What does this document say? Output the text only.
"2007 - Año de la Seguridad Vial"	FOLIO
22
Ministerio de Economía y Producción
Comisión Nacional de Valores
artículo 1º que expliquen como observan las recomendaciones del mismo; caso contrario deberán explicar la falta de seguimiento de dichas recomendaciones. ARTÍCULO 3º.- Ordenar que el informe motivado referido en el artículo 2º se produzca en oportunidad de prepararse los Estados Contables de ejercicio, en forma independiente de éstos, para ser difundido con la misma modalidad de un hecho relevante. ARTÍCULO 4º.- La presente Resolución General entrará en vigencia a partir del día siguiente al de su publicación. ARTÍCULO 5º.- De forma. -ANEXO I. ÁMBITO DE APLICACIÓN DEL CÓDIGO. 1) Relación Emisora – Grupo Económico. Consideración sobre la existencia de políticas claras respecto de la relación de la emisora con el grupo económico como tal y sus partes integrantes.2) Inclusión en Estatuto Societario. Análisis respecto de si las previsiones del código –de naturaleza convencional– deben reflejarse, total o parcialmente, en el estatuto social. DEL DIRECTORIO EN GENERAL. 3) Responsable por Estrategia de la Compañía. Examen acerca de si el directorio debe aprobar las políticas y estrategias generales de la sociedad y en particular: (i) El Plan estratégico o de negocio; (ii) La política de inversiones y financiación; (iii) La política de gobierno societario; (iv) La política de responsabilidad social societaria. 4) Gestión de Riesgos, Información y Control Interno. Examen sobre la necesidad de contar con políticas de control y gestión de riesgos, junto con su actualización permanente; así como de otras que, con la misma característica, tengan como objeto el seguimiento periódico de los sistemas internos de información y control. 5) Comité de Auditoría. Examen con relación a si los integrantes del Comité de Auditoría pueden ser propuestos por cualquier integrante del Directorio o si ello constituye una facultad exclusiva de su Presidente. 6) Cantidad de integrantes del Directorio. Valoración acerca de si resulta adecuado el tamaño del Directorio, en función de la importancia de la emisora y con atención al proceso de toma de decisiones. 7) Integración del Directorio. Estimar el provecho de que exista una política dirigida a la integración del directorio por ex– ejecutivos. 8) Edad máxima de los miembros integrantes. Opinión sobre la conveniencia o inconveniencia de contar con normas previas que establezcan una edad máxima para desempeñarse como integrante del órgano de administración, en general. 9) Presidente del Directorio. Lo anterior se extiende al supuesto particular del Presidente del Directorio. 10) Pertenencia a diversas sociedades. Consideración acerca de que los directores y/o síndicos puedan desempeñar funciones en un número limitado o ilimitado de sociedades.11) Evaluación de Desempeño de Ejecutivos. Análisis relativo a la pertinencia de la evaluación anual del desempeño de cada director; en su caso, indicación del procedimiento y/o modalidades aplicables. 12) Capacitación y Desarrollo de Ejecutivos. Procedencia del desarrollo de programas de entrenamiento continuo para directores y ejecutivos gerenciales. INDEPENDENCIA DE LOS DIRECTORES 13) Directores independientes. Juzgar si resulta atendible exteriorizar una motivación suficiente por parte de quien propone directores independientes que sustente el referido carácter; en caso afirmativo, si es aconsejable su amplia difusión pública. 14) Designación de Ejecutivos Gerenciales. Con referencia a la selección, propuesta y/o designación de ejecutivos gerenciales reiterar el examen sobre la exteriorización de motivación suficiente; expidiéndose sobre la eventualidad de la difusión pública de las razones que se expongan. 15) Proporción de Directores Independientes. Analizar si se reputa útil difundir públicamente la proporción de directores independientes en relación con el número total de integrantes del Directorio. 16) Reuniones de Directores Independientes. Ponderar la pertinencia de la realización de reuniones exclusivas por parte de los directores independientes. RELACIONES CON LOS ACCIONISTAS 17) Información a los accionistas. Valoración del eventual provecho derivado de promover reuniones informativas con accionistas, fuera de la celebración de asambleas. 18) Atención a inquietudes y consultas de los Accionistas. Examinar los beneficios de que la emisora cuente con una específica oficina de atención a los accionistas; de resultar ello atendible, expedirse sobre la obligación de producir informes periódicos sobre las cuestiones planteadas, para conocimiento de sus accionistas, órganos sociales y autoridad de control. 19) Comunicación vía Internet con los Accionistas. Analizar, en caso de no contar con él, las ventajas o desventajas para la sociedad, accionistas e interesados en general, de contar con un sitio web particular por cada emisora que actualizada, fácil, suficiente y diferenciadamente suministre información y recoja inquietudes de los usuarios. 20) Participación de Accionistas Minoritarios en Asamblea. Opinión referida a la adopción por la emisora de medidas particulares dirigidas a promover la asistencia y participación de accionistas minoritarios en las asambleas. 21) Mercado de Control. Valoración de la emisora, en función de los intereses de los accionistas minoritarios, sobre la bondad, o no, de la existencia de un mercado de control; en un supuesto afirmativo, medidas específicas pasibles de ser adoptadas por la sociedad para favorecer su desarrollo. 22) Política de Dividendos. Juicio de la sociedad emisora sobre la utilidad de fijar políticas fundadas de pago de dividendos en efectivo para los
────────────────────────────────────────
> _Request_: Return the listing above in its exact form.

> _Written response_:
What does this document say? Output the text only.
"2007 - Año de la Seguridad Vial"	FOLIO
22
Ministerio de Economía y Producción
Comisión Nacional de Valores
artículo 1º que expliquen como observan las recomendaciones del mismo; caso contrario deberán explicar la falta de seguimiento de dichas recomendaciones. ARTÍCULO 3º.- Ordenar que el informe motivado referido en el artículo 2º se produzca en oportunidad de prepararse los Estados Contables de ejercicio, en forma independiente de éstos, para ser difundido con la misma modalidad de un hecho relevante. ARTÍCULO 4º.- La presente Resolución General entrará en vigencia a partir del día siguiente al de su publicación. ARTÍCULO 5º.- De forma. -ANEXO I. ÁMBITO DE APLICACIÓN DEL CÓDIGO. 1) Relación Emisora – Grupo Económico. Consideración sobre la existencia de políticas claras respecto de la relación de la emisora con el grupo económico como tal y sus partes integrantes.2) Inclusión en Estatuto Societario. Análisis respecto de si las previsiones del código –de naturaleza convencional– deben reflejarse, total o parcialmente, en el estatuto social. DEL DIRECTORIO EN GENERAL. 3) Responsable por Estrategia de la Compañía. Examen acerca de si el directorio debe aprobar las políticas y estrategias generales de la sociedad y en particular: (i) El Plan estratégico o de negocio; (ii) La política de inversiones y financiación; (iii) La política de gobierno societario; (iv) La política de responsabilidad social societaria. 4) Gestión de Riesgos, Información y Control Interno. Examen sobre la necesidad de contar con políticas de control y gestión de riesgos, junto con su actualización permanente; así como de otras que, con la misma característica, tengan como objeto el seguimiento periódico de los sistemas internos de información y control. 5) Comité de Auditoría. Examen con relación a si los integrantes del Comité de Auditoría pueden ser propuestos por cualquier integrante del Directorio o si ello constituye una facultad exclusiva de su Presidente. 6) Cantidad de integrantes del Directorio. Valoración acerca de si resulta adecuado el tamaño del Directorio, en función de la importancia de la emisora y con atención al proceso de toma de decisiones. 7) Integración del Directorio. Estimar el provecho de que exista una política dirigida a la integración del directorio por ex– ejecutivos. 8) Edad máxima de los miembros integrantes. Opinión sobre la conveniencia o inconveniencia de contar con normas previas que establezcan una edad máxima para desempeñarse como integrante del órgano de administración, en general. 9) Presidente del Directorio. Lo anterior se extiende al supuesto particular del Presidente del Directorio. 10) Pertenencia a diversas sociedades. Consideración acerca de que los directores y/o síndicos puedan desempeñar funciones en un número limitado o ilimitado de sociedades.11) Evaluación de Desempeño de Ejecutivos. Análisis relativo a la pertinencia de la evaluación anual del desempeño de cada director; en su caso, indicación del procedimiento y/o modalidades aplicables. 12) Capacitación y Desarrollo de Ejecutivos. Procedencia del desarrollo de programas de entrenamiento continuo para directores y ejecutivos gerenciales. INDEPENDENCIA DE LOS DIRECTORES 13) Directores independientes. Juzgar si resulta atendible exteriorizar una motivación suficiente por parte de quien propone directores independientes que sustente el referido carácter; en caso afirmativo, si es aconsejable su amplia difusión pública. 14) Designación de Ejecutivos Gerenciales. Con referencia a la selección, propuesta y/o designación de ejecutivos gerenciales reiterar el examen sobre la exteriorización de motivación suficiente; expidiéndose sobre la eventualidad de la difusión pública de las razones que se expongan. 15) Proporción de Directores Independientes. Analizar si se reputa útil difundir públicamente la proporción de directores independientes en relación con el número total de integrantes del Directorio. 16) Reuniones de Directores Independientes. Ponderar la pertinencia de la realización de reuniones exclusivas por parte de los directores independientes. RELACIONES CON LOS ACCIONISTAS 17) Información a los accionistas. Valoración del eventual provecho derivado de promover reuniones informativas con accionistas, fuera de la celebración de asambleas. 18) Atención a inquietudes y consultas de los Accionistas. Examinar los beneficios de que la emisora cuente con una específica oficina de atención a los accionistas; de resultar ello atendible, expedirse sobre la obligación de producir informes periódicos sobre las cuestiones planteadas, para conocimiento de sus accionistas, órganos sociales y autoridad de control. 19) Comunicación vía Internet con los Accionistas. Analizar, en caso de no contar con él, las ventajas o desventajas para la sociedad, accionistas e interesados en general, de contar con un sitio web particular por cada emisora que actualizada, fácil, suficiente y diferenciadamente suministre información y recoja inquietudes de los usuarios. 20) Participación de Accionistas Minoritarios en Asamblea. Opinión referida a la adopción por la emisora de medidas particulares dirigidas a promover la asistencia y participación de accionistas minoritarios en las asambleas. 21) Mercado de Control. Valoración de la emisora, en función de los intereses de los accionistas minoritarios, sobre la bondad, o no, de la existencia de un mercado de control; en un supuesto afirmativo, medidas específicas pasibles de ser adoptadas por la sociedad para favorecer su desarrollo. 22) Política de Dividendos. Juicio de la sociedad emisora sobre la utilidad de fijar políticas fundadas de pago de dividendos en efectivo para los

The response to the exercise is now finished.